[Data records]
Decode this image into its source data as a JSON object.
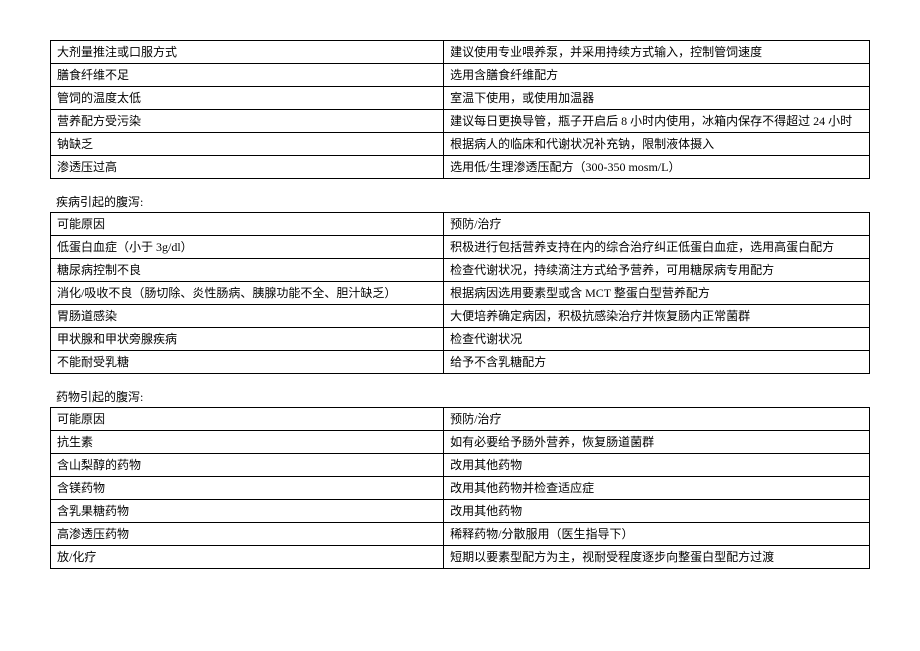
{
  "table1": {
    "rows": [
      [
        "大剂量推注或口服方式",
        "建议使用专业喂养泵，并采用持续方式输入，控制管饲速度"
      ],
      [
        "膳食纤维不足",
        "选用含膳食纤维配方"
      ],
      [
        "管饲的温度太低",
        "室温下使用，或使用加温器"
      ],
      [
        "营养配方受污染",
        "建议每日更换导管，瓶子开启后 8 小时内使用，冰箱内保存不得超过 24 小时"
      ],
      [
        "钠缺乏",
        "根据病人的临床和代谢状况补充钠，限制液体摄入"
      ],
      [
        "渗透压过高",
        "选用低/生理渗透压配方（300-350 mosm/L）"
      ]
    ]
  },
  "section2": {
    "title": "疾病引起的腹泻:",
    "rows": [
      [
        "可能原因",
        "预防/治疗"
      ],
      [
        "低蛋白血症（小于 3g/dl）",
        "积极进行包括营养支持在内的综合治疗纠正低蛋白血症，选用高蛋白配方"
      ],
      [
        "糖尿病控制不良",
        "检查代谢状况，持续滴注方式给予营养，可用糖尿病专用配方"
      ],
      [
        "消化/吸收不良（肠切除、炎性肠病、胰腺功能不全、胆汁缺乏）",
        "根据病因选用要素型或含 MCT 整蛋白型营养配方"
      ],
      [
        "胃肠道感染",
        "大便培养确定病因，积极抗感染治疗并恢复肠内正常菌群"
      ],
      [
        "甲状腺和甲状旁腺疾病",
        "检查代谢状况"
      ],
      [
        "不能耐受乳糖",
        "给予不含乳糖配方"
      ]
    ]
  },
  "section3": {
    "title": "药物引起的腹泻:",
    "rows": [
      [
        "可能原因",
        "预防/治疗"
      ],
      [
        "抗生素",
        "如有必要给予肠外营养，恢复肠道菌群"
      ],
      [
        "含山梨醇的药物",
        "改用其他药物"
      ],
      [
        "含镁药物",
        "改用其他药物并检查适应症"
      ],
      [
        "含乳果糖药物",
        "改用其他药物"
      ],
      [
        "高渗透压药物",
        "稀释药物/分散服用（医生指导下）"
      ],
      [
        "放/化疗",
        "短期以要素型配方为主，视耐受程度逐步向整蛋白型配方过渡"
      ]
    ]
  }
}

(INSTRUCTIONS FOR THE TASK):
Select and copy every line of the listing with the word "检查代谢状况".

(THE ANSWER):
        "检查代谢状况，持续滴注方式给予营养，可用糖尿病专用配方"
        "检查代谢状况"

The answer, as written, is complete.